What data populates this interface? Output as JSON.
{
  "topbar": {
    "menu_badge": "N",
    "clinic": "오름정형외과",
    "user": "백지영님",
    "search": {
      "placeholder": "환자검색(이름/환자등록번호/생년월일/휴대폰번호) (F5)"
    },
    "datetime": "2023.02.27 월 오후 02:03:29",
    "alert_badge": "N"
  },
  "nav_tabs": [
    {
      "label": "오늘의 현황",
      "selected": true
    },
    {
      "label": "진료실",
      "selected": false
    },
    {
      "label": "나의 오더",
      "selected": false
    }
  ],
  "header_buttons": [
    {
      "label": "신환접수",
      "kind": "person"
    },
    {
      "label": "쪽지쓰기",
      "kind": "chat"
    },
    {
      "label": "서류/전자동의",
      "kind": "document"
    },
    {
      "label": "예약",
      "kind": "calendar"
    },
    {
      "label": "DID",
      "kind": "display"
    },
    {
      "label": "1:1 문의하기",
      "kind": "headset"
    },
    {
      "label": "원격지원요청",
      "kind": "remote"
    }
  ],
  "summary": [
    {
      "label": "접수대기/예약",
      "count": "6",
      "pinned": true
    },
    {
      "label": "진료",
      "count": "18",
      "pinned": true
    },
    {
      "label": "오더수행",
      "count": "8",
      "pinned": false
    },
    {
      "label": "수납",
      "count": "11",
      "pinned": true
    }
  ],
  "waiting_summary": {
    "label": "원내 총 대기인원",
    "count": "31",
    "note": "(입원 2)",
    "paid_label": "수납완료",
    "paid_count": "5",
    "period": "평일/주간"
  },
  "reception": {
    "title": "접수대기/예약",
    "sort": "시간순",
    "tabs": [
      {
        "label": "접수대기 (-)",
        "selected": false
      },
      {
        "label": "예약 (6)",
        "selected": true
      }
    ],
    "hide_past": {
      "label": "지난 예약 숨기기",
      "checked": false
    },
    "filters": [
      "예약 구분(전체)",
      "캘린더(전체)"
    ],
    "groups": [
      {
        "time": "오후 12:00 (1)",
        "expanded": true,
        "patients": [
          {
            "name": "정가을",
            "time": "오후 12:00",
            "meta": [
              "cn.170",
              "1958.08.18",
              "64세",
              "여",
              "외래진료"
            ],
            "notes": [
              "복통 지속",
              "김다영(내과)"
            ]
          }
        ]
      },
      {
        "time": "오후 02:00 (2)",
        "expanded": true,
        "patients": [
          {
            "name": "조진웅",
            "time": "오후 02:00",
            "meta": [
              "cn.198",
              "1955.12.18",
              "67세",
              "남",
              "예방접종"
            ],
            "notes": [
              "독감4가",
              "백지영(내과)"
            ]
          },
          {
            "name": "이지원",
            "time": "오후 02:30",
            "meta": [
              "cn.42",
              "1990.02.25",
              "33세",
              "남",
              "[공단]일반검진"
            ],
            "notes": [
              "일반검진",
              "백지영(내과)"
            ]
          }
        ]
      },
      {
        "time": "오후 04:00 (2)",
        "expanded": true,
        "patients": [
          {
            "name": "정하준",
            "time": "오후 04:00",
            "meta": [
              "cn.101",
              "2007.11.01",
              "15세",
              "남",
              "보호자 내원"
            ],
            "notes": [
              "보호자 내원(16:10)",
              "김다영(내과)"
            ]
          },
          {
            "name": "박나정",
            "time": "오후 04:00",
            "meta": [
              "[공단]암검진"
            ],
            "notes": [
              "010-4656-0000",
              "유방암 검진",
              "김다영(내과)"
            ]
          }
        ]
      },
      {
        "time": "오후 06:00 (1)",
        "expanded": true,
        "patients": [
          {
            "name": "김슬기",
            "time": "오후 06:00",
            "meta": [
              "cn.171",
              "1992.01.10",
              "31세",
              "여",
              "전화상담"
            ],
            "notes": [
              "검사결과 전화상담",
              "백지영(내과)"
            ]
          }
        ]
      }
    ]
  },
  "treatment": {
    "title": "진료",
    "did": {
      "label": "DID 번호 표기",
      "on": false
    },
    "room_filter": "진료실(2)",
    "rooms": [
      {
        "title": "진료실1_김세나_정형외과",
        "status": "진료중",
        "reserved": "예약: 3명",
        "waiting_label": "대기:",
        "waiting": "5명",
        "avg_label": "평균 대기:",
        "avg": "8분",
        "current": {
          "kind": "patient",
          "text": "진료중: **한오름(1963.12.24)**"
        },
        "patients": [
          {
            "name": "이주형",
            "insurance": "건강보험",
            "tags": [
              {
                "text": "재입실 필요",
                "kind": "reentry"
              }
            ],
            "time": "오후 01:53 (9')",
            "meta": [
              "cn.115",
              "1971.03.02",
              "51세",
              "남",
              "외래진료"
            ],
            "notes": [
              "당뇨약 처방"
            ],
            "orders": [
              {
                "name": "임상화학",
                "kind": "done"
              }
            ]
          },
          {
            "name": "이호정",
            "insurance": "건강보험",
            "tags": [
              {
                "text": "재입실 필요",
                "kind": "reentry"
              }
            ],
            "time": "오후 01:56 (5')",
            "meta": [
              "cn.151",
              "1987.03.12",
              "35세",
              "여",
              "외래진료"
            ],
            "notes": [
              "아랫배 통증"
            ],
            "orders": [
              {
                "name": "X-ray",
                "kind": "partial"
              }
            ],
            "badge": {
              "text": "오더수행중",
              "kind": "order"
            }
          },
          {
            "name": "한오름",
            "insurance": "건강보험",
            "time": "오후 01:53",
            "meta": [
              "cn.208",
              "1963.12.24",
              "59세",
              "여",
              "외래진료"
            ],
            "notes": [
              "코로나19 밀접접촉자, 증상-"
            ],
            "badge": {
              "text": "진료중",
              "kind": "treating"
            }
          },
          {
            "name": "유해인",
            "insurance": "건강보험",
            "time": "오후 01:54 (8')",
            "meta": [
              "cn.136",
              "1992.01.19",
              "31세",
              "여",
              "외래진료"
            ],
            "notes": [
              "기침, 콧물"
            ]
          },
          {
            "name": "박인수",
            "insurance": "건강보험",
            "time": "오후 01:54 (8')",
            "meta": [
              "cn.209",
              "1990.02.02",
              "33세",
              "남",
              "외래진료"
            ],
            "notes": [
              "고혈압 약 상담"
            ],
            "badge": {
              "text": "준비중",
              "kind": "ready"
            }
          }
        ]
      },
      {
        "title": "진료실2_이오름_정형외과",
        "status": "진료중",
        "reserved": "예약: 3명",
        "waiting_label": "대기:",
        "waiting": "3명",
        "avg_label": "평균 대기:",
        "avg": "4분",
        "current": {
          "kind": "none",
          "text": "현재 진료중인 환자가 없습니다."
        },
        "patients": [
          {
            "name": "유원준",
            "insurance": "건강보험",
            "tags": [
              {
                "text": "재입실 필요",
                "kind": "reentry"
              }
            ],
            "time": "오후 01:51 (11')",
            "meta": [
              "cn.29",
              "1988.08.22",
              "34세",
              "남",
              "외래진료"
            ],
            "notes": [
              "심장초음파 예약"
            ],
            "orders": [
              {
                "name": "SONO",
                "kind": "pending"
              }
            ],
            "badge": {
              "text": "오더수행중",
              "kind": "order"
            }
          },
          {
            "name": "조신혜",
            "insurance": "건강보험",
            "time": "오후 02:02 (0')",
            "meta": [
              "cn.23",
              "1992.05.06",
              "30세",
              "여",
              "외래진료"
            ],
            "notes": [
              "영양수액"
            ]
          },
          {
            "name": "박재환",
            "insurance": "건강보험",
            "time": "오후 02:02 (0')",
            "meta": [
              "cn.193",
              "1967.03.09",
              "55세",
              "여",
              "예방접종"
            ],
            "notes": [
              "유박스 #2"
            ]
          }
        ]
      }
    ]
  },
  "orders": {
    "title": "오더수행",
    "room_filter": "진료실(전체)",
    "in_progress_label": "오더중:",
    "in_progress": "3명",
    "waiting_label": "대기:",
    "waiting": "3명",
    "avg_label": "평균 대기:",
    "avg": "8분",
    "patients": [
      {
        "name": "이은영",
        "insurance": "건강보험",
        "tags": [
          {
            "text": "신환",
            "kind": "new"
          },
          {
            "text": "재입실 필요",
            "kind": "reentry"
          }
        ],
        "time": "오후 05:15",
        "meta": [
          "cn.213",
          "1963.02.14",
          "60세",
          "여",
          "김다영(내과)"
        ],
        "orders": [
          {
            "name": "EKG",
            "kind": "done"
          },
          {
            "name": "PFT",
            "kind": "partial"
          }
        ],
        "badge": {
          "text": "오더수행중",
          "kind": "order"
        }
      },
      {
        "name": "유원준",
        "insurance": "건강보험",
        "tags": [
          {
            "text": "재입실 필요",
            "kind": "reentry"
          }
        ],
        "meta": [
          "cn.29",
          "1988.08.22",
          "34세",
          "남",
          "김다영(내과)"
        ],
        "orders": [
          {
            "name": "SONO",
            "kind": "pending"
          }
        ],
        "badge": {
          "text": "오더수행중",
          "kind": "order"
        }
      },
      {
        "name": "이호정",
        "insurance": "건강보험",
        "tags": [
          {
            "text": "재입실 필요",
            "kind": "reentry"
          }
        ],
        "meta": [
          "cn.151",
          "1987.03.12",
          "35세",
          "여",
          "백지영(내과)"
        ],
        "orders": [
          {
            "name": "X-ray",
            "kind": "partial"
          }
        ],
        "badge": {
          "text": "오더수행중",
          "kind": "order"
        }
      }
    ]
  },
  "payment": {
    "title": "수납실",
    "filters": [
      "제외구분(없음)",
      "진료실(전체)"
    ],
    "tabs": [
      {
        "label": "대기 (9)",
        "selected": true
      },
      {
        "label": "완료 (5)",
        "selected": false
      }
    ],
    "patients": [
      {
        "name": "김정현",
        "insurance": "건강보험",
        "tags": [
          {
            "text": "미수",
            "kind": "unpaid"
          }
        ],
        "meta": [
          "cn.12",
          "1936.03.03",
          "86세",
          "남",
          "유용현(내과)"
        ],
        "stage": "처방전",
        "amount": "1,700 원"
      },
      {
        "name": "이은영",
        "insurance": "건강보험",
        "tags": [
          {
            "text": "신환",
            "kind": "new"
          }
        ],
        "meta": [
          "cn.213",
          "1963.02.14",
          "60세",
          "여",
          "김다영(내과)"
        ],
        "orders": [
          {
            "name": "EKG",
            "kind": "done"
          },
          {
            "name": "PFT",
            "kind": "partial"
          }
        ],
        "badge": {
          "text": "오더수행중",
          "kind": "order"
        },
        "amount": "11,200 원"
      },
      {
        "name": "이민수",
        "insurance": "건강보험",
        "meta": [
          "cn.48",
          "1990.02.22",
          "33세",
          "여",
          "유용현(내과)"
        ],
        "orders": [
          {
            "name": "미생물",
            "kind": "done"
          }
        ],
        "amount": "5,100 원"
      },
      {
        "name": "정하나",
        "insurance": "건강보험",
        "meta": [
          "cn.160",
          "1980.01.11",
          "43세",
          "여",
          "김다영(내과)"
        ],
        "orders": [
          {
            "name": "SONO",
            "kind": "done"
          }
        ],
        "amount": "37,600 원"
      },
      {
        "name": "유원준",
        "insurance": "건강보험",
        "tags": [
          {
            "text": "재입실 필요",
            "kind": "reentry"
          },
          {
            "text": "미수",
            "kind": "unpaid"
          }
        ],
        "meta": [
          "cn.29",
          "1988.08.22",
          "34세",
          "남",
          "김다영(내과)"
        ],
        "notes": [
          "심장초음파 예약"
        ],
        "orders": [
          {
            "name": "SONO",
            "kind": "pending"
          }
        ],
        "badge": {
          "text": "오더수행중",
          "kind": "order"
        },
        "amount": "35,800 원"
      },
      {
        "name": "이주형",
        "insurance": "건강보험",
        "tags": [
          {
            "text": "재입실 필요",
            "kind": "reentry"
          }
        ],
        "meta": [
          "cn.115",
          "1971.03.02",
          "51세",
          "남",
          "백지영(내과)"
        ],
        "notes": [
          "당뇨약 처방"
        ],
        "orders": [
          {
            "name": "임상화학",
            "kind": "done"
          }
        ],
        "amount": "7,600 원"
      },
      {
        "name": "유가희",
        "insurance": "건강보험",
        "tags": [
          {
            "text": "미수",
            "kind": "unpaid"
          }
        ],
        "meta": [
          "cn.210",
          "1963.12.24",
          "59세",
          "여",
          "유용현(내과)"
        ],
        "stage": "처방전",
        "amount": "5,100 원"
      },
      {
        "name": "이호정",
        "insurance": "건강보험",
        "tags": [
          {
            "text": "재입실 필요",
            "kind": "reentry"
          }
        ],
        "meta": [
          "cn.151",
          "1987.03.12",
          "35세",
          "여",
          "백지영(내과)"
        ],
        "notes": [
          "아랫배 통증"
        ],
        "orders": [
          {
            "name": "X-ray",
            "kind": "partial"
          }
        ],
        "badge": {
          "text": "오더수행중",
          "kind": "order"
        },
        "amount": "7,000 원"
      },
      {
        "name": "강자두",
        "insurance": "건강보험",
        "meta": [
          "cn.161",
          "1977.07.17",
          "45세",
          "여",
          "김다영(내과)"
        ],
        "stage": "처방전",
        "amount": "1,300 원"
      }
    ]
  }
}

+++

### TASK DIRECTIONS
Return, from the data, each line that has the word "amount" in it.

### FINAL ANSWER
        "amount": "1,700 원"
        "amount": "11,200 원"
        "amount": "5,100 원"
        "amount": "37,600 원"
        "amount": "35,800 원"
        "amount": "7,600 원"
        "amount": "5,100 원"
        "amount": "7,000 원"
        "amount": "1,300 원"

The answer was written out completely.